▶ Written request
Pick out each line of the records in which the word "видео" appears.

▶ Extracted data
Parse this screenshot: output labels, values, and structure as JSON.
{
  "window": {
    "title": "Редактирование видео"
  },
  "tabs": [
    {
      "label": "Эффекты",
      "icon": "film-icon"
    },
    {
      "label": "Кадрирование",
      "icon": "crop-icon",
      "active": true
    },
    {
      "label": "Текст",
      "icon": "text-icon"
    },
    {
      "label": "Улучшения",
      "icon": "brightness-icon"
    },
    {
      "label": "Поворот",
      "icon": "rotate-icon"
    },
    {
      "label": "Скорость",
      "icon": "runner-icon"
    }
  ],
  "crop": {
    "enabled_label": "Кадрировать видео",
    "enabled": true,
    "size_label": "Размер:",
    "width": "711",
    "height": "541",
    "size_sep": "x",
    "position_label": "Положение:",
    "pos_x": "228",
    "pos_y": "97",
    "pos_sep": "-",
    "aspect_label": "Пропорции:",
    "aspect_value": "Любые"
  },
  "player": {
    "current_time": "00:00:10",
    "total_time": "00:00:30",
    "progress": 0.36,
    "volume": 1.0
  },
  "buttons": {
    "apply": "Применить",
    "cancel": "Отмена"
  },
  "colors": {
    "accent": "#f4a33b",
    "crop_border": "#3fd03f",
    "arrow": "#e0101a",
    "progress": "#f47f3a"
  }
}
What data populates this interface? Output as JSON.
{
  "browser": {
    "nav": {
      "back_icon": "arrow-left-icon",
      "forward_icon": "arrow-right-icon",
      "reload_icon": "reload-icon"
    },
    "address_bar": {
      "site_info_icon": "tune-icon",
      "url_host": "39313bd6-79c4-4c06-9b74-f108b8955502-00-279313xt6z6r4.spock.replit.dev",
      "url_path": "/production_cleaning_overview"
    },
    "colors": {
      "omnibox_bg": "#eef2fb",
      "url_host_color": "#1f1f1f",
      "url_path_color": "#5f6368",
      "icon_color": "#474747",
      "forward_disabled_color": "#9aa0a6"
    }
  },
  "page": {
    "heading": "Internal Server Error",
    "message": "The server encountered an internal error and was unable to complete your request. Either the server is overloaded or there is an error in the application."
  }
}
==
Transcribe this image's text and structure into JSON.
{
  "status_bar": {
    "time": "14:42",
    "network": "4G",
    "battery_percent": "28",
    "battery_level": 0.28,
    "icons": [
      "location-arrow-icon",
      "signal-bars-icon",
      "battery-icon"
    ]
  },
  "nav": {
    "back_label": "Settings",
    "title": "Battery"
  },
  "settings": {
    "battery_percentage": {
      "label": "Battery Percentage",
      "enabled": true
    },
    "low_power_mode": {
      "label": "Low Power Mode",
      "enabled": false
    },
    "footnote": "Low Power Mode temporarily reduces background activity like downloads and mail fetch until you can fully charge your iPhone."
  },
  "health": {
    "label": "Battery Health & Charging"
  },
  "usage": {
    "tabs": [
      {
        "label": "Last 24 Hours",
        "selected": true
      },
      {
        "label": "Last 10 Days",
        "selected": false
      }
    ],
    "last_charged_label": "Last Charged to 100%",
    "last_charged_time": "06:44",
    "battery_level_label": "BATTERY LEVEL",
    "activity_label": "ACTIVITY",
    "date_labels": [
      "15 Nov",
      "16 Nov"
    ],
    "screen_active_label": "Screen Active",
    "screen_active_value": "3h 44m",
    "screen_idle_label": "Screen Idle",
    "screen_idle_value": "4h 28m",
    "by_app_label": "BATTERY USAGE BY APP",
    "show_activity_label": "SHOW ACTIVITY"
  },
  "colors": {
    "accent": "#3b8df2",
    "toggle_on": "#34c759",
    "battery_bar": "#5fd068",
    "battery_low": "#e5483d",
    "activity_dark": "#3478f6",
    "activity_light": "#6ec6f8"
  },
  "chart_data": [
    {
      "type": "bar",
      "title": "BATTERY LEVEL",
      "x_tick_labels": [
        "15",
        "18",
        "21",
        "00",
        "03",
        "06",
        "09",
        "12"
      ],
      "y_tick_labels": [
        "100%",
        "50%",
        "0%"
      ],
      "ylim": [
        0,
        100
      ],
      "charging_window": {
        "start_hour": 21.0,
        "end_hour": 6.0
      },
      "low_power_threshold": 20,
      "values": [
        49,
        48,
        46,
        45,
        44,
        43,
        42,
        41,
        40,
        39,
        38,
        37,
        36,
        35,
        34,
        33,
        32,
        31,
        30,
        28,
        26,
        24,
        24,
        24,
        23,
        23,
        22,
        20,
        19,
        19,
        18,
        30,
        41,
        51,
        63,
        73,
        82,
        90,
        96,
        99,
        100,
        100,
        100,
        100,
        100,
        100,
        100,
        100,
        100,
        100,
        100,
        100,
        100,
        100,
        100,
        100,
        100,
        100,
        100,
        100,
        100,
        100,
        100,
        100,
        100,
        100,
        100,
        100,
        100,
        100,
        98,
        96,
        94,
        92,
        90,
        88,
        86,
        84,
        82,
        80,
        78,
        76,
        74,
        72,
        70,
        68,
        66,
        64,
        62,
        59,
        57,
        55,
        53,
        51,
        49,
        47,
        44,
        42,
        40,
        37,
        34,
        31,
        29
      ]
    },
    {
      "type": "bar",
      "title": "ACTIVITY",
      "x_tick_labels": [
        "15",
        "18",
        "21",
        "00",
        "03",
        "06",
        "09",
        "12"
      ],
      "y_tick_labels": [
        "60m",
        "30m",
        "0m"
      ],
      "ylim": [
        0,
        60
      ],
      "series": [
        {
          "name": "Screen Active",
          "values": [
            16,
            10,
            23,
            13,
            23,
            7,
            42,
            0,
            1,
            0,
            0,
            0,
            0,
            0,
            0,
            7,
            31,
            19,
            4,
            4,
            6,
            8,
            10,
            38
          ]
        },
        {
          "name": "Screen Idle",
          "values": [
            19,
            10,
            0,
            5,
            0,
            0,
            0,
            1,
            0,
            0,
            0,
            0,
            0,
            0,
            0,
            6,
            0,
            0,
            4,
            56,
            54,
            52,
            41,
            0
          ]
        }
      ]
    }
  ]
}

▶ Completed task
    "title": "Редактирование видео"
    "enabled_label": "Кадрировать видео",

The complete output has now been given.